:: Task objective ::
Could you return each line of the entries below unchanged, character for character?

:: Stored rows

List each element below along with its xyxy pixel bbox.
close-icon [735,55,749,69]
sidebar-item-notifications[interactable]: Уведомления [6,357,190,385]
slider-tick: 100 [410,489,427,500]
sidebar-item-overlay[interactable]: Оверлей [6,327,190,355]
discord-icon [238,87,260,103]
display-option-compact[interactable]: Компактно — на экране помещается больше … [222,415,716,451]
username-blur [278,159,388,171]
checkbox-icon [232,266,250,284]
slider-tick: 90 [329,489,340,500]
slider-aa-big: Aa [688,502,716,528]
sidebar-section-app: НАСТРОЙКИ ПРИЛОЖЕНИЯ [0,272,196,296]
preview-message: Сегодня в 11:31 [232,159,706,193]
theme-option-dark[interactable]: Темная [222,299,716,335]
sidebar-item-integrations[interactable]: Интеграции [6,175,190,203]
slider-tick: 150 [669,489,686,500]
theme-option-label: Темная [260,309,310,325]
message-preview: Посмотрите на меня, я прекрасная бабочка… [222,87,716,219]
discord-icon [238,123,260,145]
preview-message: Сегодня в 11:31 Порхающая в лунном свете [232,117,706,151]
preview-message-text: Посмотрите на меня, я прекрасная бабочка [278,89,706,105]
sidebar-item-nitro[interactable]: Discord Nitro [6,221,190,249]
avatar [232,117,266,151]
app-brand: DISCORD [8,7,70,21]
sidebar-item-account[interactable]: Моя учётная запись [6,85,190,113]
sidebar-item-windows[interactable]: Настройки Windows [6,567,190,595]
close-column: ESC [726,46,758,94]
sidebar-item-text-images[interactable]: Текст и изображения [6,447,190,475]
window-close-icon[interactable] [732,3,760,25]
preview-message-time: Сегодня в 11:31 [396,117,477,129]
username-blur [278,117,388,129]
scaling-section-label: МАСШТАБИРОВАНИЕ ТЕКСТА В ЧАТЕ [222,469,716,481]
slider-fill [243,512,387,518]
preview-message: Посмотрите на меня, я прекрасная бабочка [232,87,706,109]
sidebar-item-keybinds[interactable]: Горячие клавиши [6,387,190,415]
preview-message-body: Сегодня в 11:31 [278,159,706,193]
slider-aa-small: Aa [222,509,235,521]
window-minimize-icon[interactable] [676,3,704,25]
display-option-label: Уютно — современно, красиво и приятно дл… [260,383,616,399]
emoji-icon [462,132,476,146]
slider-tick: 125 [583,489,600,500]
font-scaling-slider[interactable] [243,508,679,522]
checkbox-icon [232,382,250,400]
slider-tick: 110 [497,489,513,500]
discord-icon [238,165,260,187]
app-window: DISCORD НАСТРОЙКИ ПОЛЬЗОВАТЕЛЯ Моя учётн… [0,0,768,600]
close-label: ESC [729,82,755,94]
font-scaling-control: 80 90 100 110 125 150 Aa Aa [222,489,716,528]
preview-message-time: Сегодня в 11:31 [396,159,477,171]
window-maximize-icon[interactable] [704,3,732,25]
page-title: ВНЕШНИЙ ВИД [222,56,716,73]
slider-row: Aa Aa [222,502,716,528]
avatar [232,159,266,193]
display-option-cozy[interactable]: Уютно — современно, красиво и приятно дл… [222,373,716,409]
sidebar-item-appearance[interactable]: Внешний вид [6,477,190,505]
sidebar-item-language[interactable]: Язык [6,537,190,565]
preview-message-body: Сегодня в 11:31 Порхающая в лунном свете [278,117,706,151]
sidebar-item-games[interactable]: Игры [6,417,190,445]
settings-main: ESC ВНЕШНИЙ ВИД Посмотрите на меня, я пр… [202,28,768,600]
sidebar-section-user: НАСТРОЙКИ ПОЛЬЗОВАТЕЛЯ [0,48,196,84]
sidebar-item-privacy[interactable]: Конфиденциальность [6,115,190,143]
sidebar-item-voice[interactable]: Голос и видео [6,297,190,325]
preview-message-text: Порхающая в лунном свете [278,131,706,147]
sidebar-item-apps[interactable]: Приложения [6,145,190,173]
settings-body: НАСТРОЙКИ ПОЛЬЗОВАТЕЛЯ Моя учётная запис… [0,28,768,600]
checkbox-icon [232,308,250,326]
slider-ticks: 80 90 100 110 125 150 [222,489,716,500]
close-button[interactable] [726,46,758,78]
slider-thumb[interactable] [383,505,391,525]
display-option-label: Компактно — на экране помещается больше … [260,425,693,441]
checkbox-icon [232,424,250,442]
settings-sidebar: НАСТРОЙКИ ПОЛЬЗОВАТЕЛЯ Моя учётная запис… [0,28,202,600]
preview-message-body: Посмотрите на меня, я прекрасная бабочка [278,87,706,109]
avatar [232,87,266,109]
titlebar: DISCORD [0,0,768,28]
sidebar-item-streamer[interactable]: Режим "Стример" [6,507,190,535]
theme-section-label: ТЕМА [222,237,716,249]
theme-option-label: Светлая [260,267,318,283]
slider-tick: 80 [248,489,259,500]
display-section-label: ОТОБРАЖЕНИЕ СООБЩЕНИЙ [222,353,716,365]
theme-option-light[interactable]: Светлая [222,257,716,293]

::::

:: Exercise solution ::
List each element below along with its xyxy pixel bbox.
close-icon [735,55,749,69]
sidebar-item-notifications[interactable]: Уведомления [6,357,190,385]
slider-tick: 100 [410,489,427,500]
sidebar-item-overlay[interactable]: Оверлей [6,327,190,355]
discord-icon [238,87,260,103]
display-option-compact[interactable]: Компактно — на экране помещается больше … [222,415,716,451]
username-blur [278,159,388,171]
checkbox-icon [232,266,250,284]
slider-tick: 90 [329,489,340,500]
slider-aa-big: Aa [688,502,716,528]
sidebar-section-app: НАСТРОЙКИ ПРИЛОЖЕНИЯ [0,272,196,296]
preview-message: Сегодня в 11:31 [232,159,706,193]
theme-option-dark[interactable]: Темная [222,299,716,335]
sidebar-item-integrations[interactable]: Интеграции [6,175,190,203]
slider-tick: 150 [669,489,686,500]
theme-option-label: Темная [260,309,310,325]
message-preview: Посмотрите на меня, я прекрасная бабочка… [222,87,716,219]
discord-icon [238,123,260,145]
preview-message: Сегодня в 11:31 Порхающая в лунном свете [232,117,706,151]
preview-message-text: Посмотрите на меня, я прекрасная бабочка [278,89,706,105]
sidebar-item-nitro[interactable]: Discord Nitro [6,221,190,249]
avatar [232,117,266,151]
app-brand: DISCORD [8,7,70,21]
sidebar-item-account[interactable]: Моя учётная запись [6,85,190,113]
sidebar-item-windows[interactable]: Настройки Windows [6,567,190,595]
close-column: ESC [726,46,758,94]
sidebar-item-text-images[interactable]: Текст и изображения [6,447,190,475]
window-close-icon[interactable] [732,3,760,25]
preview-message-time: Сегодня в 11:31 [396,117,477,129]
username-blur [278,117,388,129]
scaling-section-label: МАСШТАБИРОВАНИЕ ТЕКСТА В ЧАТЕ [222,469,716,481]
slider-fill [243,512,387,518]
preview-message: Посмотрите на меня, я прекрасная бабочка [232,87,706,109]
sidebar-item-keybinds[interactable]: Горячие клавиши [6,387,190,415]
preview-message-body: Сегодня в 11:31 [278,159,706,193]
slider-aa-small: Aa [222,509,235,521]
window-minimize-icon[interactable] [676,3,704,25]
display-option-label: Уютно — современно, красиво и приятно дл… [260,383,616,399]
emoji-icon [462,132,476,146]
slider-tick: 125 [583,489,600,500]
font-scaling-slider[interactable] [243,508,679,522]
checkbox-icon [232,382,250,400]
slider-tick: 110 [497,489,513,500]
discord-icon [238,165,260,187]
app-window: DISCORD НАСТРОЙКИ ПОЛЬЗОВАТЕЛЯ Моя учётн… [0,0,768,600]
close-label: ESC [729,82,755,94]
font-scaling-control: 80 90 100 110 125 150 Aa Aa [222,489,716,528]
preview-message-time: Сегодня в 11:31 [396,159,477,171]
window-maximize-icon[interactable] [704,3,732,25]
page-title: ВНЕШНИЙ ВИД [222,56,716,73]
slider-row: Aa Aa [222,502,716,528]
avatar [232,159,266,193]
display-option-cozy[interactable]: Уютно — современно, красиво и приятно дл… [222,373,716,409]
sidebar-item-appearance[interactable]: Внешний вид [6,477,190,505]
sidebar-item-language[interactable]: Язык [6,537,190,565]
preview-message-body: Сегодня в 11:31 Порхающая в лунном свете [278,117,706,151]
sidebar-item-games[interactable]: Игры [6,417,190,445]
settings-main: ESC ВНЕШНИЙ ВИД Посмотрите на меня, я пр… [202,28,768,600]
sidebar-section-user: НАСТРОЙКИ ПОЛЬЗОВАТЕЛЯ [0,48,196,84]
sidebar-item-privacy[interactable]: Конфиденциальность [6,115,190,143]
sidebar-item-voice[interactable]: Голос и видео [6,297,190,325]
preview-message-text: Порхающая в лунном свете [278,131,706,147]
sidebar-item-apps[interactable]: Приложения [6,145,190,173]
settings-body: НАСТРОЙКИ ПОЛЬЗОВАТЕЛЯ Моя учётная запис… [0,28,768,600]
checkbox-icon [232,308,250,326]
slider-ticks: 80 90 100 110 125 150 [222,489,716,500]
close-button[interactable] [726,46,758,78]
slider-thumb[interactable] [383,505,391,525]
display-option-label: Компактно — на экране помещается больше … [260,425,693,441]
checkbox-icon [232,424,250,442]
settings-sidebar: НАСТРОЙКИ ПОЛЬЗОВАТЕЛЯ Моя учётная запис… [0,28,202,600]
preview-message-body: Посмотрите на меня, я прекрасная бабочка [278,87,706,109]
avatar [232,87,266,109]
titlebar: DISCORD [0,0,768,28]
sidebar-item-streamer[interactable]: Режим "Стример" [6,507,190,535]
theme-section-label: ТЕМА [222,237,716,249]
theme-option-label: Светлая [260,267,318,283]
slider-tick: 80 [248,489,259,500]
display-section-label: ОТОБРАЖЕНИЕ СООБЩЕНИЙ [222,353,716,365]
theme-option-light[interactable]: Светлая [222,257,716,293]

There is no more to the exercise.